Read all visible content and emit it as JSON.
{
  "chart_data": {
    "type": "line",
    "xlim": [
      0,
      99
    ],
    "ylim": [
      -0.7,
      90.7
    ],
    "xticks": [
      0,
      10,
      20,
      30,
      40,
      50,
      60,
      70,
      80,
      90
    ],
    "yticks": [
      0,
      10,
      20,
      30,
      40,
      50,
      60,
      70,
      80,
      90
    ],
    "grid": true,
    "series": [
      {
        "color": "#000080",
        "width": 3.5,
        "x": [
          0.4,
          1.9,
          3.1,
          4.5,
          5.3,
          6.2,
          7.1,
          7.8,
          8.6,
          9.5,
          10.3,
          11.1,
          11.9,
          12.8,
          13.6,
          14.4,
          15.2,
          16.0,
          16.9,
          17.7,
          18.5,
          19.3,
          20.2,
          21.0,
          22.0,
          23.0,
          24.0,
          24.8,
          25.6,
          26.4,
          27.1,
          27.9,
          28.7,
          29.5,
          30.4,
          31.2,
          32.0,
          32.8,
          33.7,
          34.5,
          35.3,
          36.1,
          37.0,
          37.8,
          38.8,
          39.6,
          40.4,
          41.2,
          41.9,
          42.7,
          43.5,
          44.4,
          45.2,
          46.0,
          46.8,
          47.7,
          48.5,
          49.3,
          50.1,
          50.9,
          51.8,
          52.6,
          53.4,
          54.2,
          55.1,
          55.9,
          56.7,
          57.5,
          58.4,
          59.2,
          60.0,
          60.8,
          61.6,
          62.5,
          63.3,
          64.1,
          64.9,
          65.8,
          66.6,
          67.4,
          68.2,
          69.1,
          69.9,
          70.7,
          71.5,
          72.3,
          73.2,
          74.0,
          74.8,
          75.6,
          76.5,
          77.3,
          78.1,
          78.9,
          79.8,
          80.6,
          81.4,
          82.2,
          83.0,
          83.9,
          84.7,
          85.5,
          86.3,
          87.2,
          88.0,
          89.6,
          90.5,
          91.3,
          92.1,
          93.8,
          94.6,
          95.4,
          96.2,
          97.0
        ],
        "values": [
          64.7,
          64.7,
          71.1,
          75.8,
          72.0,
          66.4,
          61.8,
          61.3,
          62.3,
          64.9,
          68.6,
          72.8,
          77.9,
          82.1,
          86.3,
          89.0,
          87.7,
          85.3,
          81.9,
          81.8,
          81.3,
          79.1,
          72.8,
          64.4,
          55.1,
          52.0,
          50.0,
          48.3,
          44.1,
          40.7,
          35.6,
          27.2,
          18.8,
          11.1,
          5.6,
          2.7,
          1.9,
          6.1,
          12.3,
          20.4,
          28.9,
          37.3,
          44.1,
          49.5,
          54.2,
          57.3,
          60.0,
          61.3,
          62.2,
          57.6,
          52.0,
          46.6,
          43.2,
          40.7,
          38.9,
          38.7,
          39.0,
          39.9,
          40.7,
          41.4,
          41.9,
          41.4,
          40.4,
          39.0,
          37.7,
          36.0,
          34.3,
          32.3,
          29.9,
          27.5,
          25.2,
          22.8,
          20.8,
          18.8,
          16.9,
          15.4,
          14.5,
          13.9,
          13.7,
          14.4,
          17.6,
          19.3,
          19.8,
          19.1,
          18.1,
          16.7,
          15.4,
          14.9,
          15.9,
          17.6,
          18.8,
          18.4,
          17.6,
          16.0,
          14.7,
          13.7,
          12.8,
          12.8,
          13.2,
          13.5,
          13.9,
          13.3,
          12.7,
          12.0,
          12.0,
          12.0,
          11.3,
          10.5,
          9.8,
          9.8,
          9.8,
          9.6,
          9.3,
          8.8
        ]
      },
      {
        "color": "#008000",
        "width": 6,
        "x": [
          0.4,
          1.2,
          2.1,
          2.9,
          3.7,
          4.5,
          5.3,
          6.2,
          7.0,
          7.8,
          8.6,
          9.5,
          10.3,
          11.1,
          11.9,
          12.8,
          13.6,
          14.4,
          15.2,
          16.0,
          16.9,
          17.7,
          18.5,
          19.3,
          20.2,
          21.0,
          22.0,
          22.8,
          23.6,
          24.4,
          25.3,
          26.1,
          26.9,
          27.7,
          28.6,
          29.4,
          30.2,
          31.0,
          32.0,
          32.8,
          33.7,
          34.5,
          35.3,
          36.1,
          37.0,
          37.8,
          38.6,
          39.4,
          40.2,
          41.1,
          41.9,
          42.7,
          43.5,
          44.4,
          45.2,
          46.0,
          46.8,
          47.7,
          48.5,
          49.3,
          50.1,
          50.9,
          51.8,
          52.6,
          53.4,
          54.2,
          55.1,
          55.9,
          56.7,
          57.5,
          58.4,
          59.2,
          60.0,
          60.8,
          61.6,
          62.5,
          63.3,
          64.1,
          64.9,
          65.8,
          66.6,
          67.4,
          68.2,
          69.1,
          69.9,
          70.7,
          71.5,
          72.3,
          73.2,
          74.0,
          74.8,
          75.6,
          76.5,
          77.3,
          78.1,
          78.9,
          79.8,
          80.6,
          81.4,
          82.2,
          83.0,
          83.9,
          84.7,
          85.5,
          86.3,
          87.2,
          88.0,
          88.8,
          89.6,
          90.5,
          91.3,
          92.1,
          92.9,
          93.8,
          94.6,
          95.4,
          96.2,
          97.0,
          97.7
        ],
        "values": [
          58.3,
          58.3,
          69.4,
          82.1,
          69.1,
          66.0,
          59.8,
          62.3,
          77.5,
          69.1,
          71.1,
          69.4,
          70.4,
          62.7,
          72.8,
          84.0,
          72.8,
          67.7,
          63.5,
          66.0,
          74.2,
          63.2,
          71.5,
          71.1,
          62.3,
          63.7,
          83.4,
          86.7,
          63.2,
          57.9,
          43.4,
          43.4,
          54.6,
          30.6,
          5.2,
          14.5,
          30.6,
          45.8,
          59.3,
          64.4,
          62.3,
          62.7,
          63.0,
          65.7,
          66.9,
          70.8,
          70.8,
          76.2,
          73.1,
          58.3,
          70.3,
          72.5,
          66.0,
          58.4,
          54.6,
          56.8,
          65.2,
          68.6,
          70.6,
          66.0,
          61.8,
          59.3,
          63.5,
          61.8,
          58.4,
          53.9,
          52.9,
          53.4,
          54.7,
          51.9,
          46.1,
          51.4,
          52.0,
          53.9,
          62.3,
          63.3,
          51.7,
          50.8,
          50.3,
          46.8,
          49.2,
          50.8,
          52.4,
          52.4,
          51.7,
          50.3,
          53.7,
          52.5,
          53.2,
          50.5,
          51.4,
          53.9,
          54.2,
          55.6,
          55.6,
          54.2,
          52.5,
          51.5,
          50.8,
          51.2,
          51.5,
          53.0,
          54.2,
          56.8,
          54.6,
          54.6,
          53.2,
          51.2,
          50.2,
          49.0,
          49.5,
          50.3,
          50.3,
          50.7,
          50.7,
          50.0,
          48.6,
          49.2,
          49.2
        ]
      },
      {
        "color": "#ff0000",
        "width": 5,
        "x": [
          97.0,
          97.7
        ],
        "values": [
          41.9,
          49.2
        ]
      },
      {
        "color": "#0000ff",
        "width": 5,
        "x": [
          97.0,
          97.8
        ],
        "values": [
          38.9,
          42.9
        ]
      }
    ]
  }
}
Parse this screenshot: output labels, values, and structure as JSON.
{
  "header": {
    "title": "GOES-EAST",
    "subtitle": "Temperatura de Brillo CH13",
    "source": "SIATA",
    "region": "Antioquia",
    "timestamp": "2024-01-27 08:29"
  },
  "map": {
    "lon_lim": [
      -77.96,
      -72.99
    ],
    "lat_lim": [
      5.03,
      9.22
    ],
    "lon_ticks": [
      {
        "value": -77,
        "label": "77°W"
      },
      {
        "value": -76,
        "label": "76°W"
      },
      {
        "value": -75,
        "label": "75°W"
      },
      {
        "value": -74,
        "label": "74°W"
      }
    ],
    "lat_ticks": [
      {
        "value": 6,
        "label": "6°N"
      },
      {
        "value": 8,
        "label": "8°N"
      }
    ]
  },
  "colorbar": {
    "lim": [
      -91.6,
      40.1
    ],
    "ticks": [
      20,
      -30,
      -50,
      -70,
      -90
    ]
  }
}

## Task directions
With the line containing "Parse this screenshot: output" as the first and the last line of the records as the final one, print exactly the lines in that span.

## Solution for this exercise
Parse this screenshot: output labels, values, and structure as JSON.
{
  "header": {
    "title": "GOES-EAST",
    "subtitle": "Temperatura de Brillo CH13",
    "source": "SIATA",
    "region": "Antioquia",
    "timestamp": "2024-01-27 08:29"
  },
  "map": {
    "lon_lim": [
      -77.96,
      -72.99
    ],
    "lat_lim": [
      5.03,
      9.22
    ],
    "lon_ticks": [
      {
        "value": -77,
        "label": "77°W"
      },
      {
        "value": -76,
        "label": "76°W"
      },
      {
        "value": -75,
        "label": "75°W"
      },
      {
        "value": -74,
        "label": "74°W"
      }
    ],
    "lat_ticks": [
      {
        "value": 6,
        "label": "6°N"
      },
      {
        "value": 8,
        "label": "8°N"
      }
    ]
  },
  "colorbar": {
    "lim": [
      -91.6,
      40.1
    ],
    "ticks": [
      20,
      -30,
      -50,
      -70,
      -90
    ]
  }
}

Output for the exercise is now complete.